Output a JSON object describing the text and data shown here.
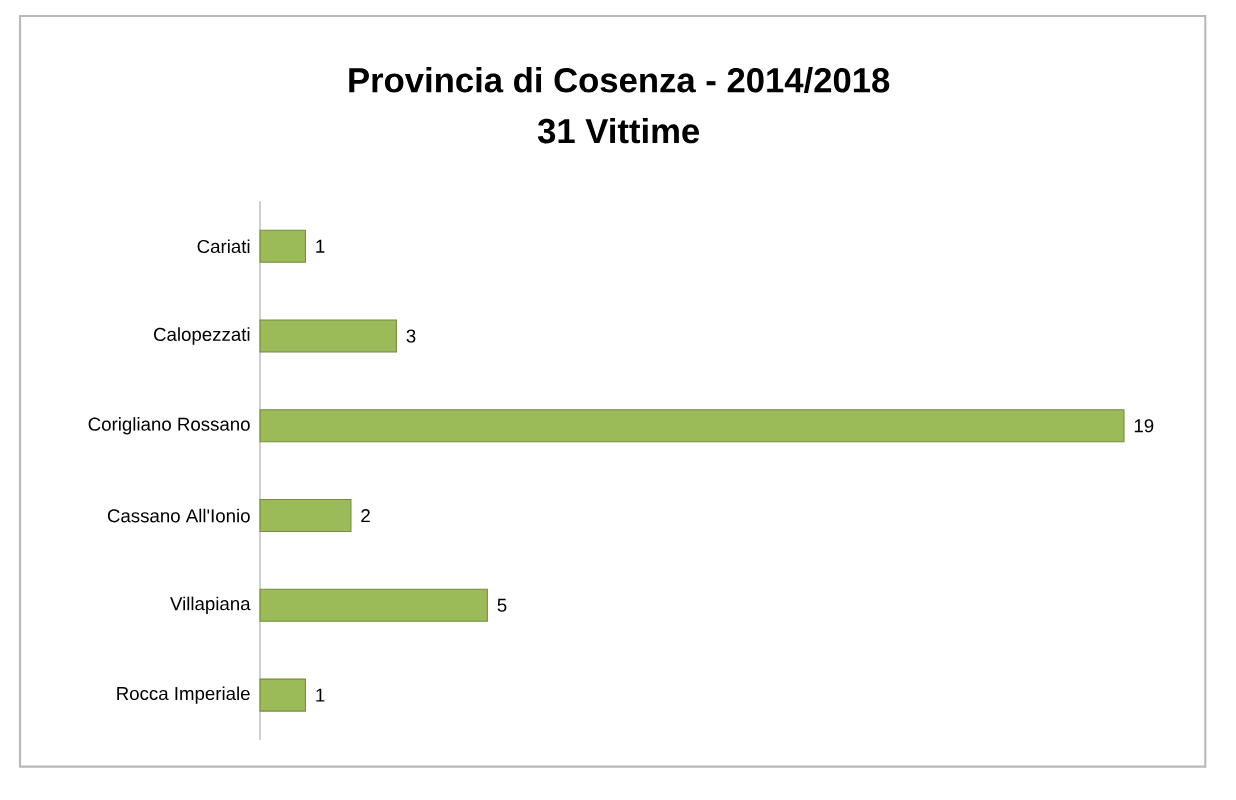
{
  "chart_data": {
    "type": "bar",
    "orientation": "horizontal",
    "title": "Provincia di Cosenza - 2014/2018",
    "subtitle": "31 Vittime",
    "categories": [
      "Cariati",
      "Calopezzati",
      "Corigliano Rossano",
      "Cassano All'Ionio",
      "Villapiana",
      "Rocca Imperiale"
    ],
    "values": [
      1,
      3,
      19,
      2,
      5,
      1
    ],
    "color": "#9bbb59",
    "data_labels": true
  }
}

---

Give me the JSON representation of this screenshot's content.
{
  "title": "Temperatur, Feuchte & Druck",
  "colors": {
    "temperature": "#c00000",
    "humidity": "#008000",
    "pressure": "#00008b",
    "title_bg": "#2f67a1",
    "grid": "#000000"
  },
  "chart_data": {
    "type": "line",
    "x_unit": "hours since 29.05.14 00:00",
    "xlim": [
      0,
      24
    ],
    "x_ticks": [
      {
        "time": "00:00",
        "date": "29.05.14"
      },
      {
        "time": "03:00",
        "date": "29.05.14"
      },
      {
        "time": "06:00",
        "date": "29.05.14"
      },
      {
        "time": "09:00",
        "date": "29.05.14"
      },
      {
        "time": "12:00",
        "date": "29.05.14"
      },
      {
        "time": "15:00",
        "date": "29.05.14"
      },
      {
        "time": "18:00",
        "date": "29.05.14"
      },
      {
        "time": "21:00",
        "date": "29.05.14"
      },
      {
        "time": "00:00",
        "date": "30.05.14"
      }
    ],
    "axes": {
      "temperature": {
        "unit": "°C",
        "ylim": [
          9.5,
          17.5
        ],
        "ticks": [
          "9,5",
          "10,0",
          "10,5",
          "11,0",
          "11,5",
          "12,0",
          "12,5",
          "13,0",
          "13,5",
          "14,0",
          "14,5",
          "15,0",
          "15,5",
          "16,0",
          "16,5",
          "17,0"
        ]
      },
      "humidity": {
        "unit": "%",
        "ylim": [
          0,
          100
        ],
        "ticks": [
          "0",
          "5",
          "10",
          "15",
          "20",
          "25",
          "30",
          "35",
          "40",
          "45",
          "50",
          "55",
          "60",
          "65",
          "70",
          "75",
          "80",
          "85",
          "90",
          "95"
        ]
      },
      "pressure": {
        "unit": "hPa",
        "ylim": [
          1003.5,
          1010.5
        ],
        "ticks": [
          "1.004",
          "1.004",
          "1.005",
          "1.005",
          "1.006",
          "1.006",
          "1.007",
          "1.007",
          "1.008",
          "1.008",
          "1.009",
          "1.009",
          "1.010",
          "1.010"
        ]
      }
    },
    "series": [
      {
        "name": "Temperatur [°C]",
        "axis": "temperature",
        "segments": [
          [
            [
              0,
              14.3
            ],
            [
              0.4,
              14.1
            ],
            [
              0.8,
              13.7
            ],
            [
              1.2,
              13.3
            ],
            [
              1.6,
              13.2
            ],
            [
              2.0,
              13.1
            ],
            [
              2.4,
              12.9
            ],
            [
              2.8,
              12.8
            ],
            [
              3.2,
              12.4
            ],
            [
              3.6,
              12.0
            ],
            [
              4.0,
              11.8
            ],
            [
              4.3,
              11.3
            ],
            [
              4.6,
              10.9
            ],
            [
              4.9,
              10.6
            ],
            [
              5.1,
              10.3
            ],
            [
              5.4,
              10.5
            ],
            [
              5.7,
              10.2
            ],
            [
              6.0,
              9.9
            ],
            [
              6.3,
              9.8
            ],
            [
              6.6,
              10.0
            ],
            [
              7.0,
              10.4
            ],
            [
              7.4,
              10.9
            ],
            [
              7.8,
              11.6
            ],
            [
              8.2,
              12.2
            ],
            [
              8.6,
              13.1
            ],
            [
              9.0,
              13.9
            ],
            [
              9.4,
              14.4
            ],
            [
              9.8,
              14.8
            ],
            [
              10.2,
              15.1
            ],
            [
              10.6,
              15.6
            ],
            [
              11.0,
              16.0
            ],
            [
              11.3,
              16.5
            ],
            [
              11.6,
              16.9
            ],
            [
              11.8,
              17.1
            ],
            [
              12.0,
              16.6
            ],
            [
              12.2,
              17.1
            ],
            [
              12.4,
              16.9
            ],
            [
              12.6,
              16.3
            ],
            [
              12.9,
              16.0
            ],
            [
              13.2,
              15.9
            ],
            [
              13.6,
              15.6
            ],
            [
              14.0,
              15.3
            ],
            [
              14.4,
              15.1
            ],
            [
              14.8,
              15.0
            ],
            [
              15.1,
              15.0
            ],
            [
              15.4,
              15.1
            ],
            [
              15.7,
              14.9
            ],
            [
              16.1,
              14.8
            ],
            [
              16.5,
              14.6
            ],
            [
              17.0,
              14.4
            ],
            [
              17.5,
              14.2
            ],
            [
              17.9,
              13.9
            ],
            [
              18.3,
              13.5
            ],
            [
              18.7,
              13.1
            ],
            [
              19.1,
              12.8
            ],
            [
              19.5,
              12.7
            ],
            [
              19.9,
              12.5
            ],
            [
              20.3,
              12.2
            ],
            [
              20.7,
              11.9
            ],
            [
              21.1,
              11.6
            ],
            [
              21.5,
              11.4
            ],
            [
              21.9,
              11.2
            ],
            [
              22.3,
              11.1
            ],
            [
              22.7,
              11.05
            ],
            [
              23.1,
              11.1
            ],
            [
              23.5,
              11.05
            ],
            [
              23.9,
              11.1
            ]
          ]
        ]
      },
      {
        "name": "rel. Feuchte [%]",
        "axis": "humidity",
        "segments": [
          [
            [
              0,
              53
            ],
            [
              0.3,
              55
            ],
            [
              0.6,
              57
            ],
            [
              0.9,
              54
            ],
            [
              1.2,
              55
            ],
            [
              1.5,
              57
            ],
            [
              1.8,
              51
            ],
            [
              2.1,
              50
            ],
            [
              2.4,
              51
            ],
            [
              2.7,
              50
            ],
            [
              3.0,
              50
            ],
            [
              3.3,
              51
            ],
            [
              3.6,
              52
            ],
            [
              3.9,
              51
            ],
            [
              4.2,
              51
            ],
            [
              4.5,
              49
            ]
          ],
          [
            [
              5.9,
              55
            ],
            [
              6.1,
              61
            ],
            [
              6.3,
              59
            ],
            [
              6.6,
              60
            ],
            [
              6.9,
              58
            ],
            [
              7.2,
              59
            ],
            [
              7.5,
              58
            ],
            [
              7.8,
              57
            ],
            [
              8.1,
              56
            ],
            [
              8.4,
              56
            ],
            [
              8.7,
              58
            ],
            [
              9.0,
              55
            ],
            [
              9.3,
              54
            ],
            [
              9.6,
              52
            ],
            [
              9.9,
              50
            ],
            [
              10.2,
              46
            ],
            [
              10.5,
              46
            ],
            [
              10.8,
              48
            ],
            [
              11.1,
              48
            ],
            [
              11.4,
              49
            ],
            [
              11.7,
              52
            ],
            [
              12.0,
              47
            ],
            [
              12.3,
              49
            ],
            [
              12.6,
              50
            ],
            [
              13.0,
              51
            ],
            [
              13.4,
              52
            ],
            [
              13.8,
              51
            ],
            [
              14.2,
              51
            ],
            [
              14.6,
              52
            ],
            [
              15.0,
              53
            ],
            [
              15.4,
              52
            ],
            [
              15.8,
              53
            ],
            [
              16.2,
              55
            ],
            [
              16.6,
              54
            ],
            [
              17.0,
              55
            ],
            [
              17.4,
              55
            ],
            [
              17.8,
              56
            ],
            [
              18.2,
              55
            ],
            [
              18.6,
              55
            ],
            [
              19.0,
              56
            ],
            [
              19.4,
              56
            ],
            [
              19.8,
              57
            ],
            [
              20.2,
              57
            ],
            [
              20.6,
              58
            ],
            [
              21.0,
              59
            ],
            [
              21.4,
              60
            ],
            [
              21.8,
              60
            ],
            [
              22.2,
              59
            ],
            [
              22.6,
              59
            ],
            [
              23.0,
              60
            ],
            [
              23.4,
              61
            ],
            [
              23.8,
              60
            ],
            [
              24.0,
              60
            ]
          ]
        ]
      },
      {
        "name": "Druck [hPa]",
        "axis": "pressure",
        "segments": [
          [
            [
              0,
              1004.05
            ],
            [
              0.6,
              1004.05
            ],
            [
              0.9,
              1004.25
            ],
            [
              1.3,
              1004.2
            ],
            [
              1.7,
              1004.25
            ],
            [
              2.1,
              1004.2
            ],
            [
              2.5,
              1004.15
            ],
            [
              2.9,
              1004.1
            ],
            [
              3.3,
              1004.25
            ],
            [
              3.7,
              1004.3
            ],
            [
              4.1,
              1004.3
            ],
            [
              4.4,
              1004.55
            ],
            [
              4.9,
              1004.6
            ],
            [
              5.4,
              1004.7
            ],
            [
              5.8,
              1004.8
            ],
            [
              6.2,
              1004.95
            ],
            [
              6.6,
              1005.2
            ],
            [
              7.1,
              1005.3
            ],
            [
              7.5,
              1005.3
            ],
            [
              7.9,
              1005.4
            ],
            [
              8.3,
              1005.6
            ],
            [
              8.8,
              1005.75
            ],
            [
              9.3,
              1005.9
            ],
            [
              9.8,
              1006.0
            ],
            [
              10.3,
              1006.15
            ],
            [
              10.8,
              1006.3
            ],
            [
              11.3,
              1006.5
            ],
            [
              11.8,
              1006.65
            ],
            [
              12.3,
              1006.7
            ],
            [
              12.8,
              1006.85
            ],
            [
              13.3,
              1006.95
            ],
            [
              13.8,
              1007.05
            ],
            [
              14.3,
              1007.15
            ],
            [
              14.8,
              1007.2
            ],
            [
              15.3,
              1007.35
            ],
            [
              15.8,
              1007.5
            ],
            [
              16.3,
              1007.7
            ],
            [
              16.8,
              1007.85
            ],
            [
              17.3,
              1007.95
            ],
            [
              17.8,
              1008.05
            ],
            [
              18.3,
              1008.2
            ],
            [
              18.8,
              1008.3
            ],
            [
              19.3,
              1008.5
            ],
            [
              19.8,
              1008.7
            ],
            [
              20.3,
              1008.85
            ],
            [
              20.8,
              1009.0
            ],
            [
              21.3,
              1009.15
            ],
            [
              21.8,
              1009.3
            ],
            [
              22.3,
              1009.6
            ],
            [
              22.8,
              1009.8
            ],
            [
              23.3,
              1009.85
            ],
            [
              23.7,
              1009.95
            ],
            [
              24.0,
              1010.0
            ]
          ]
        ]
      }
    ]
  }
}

▶ **Goal**
Above are some records. Report the number of their lines that include "humidity", and add nothing else.

▶ **Reply**
3